Text block:
● ● ● ●

The MSDN has a nice example for testing the difference in performance, Parse vs tryParse:
Stopwatch Example
#include <stdio.h>
#using <System.dll>
using namespace System;
using namespace System::Diagnostics;
void DisplayTimerProperties()
{
// Display the timer frequency and resolution.
if (Stopwatch::IsHighResolution)
{
Console::WriteLine("Operations timed using the system's high-resolution performance counter.");
}
else
{
Console::WriteLine("Operations timed using the DateTime class.");
}
Int64 frequency = Stopwatch::Frequency;
Console::WriteLine(" Timer frequency in ticks per second = {0}", frequency);
Int64 nanosecPerTick = (1000L * 1000L * 1000L) / frequency;
Console::WriteLine(" Timer is accurate within {0} nanoseconds", nanosecPerTick);
}
void TimeOperations()
{
Int64 nanosecPerTick = (1000L * 1000L * 1000L) / Stopwatch::Frequency;
const long numIterations = 10000;
// Define the operation title names.
array<String^>^operationNames = { "Operation: Int32.Parse(\"0\")","Operation: Int32.TryParse(\"0\")","Operation: Int32.Parse(\"a\")","Operation: Int32.TryParse(\"a\")" };
// Time four different implementations for parsing
// an integer from a string.
for (int operation = 0; operation <= 3; operation++)
{
// Define variables for operation statistics.
Int64 numTicks = 0;
Int64 numRollovers = 0;
Int64 maxTicks = 0;
Int64 minTicks = Int64::MaxValue;
int indexFastest = -1;
int indexSlowest = -1;
Int64 milliSec = 0;
Stopwatch ^ time10kOperations = Stopwatch::StartNew();
// Run the current operation 10001 times.

● ● ● ●

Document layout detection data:
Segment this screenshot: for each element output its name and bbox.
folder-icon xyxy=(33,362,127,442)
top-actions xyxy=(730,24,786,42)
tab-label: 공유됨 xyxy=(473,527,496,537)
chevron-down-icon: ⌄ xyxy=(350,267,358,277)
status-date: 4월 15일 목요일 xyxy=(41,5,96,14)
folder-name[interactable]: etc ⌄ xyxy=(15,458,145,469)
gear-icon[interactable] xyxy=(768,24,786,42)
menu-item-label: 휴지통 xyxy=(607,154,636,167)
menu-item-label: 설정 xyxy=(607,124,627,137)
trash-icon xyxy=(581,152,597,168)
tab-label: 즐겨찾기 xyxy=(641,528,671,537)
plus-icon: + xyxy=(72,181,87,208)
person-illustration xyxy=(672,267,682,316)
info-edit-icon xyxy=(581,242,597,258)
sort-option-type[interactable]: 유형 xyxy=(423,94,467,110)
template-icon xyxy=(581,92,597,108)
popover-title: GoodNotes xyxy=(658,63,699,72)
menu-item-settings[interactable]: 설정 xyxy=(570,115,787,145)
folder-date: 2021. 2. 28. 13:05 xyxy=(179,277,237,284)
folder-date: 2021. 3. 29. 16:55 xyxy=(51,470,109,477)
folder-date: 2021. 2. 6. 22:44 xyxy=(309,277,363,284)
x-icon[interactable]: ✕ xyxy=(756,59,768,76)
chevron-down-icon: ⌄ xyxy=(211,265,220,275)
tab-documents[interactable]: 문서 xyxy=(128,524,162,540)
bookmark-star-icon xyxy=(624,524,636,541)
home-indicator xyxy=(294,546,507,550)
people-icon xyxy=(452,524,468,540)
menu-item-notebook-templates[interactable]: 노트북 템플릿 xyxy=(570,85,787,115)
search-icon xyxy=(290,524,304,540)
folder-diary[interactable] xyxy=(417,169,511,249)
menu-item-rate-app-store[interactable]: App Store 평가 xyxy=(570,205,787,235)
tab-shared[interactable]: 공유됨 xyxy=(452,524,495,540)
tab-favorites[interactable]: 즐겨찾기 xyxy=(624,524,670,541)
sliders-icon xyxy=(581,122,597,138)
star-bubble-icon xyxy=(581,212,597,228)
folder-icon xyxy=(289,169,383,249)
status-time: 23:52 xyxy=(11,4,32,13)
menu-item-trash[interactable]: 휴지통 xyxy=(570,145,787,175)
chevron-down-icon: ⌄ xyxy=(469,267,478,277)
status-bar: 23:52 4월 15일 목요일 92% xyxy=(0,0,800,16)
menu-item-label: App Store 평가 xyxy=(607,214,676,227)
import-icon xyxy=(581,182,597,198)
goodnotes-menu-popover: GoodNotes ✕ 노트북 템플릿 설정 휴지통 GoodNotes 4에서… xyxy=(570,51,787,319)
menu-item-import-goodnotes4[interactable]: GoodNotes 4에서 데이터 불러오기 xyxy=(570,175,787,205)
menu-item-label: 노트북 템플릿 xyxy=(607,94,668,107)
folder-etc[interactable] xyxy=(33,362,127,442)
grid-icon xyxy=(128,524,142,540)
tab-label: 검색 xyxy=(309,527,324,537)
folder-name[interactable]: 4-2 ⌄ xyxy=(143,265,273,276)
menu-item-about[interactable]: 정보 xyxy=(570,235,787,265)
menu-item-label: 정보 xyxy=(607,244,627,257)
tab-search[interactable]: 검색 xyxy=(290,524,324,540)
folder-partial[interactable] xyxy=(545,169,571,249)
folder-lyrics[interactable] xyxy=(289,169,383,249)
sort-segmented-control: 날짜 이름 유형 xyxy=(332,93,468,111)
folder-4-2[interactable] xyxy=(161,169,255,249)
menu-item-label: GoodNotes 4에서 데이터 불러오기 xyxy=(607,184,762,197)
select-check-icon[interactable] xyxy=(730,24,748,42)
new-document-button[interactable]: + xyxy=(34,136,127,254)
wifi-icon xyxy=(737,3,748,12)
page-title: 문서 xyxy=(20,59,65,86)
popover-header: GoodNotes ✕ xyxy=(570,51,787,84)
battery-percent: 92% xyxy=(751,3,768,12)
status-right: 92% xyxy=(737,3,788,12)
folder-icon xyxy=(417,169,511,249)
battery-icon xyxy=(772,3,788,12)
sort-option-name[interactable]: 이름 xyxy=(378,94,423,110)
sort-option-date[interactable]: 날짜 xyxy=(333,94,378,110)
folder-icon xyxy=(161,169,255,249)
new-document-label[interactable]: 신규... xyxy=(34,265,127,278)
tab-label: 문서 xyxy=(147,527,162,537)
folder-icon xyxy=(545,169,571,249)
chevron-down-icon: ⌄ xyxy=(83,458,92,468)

● ● ● ●

Transcribe the Stopwatch example code word for word, beginning at the words "The MSDN has" and stopping after "frequency and resolution.".

The answer:
The MSDN has a nice example for testing the difference in performance, Parse vs tryParse:
Stopwatch Example
#include <stdio.h>
#using <System.dll>
using namespace System;
using namespace System::Diagnostics;
void DisplayTimerProperties()
{
// Display the timer frequency and resolution.